Saved entries:
▼▼▼

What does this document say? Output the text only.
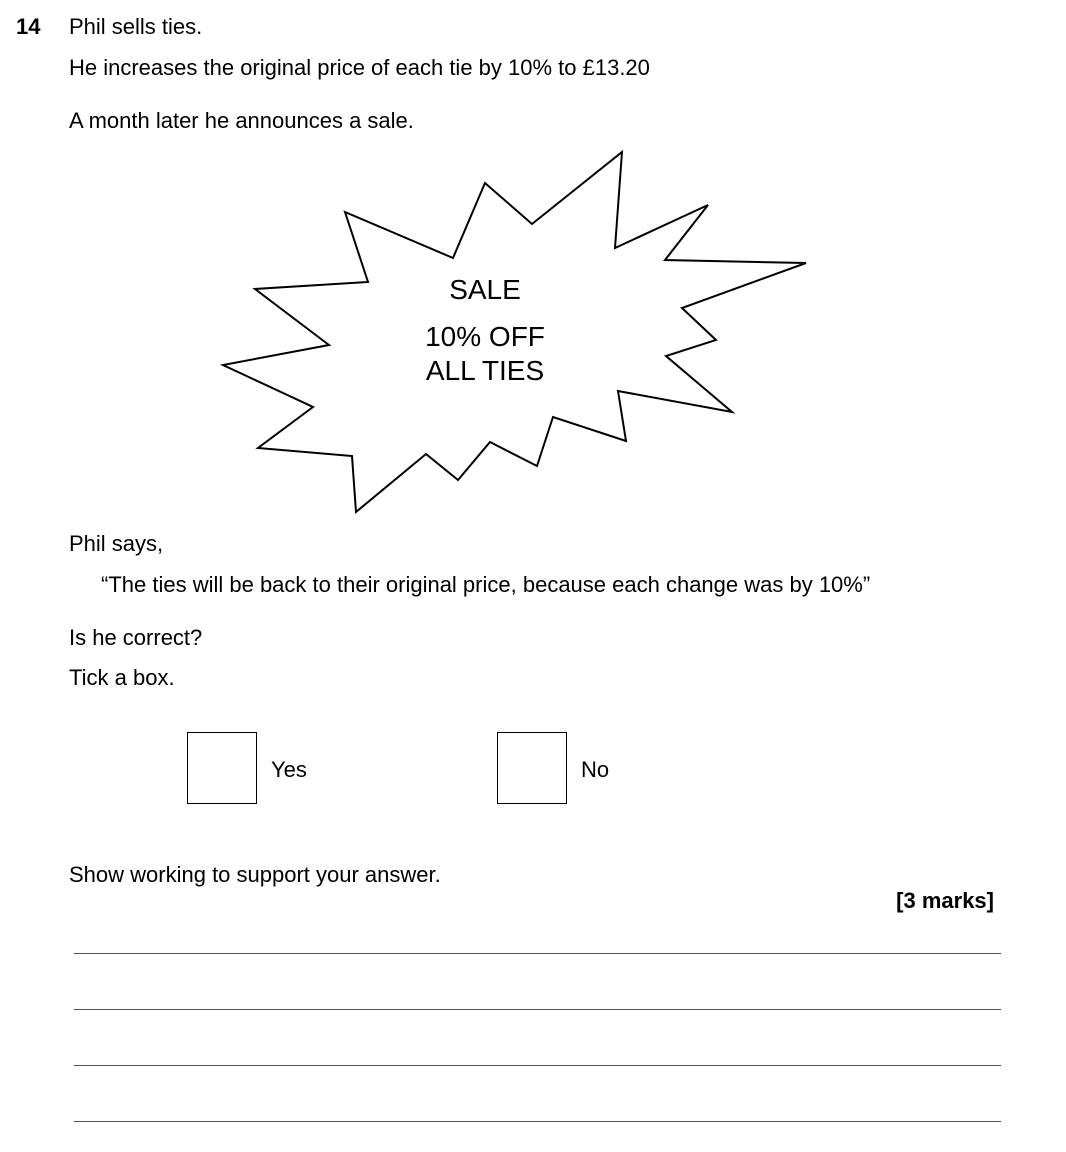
14 Phil sells ties.
He increases the original price of each tie by 10% to £13.20
A month later he announces a sale.
SALE
10% OFF
ALL TIES
Phil says,
“The ties will be back to their original price, because each change was by 10%”
Is he correct?
Tick a box.
Yes	No
Show working to support your answer.
[3 marks]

▲▲▲

# Objective:
Give back all entries exactly. No pictures belong in the copy.

# Output:
What does this document say? Output the text only.
14 Phil sells ties.
He increases the original price of each tie by 10% to £13.20
A month later he announces a sale.
SALE
10% OFF
ALL TIES
Phil says,
“The ties will be back to their original price, because each change was by 10%”
Is he correct?
Tick a box.
Yes	No
Show working to support your answer.
[3 marks]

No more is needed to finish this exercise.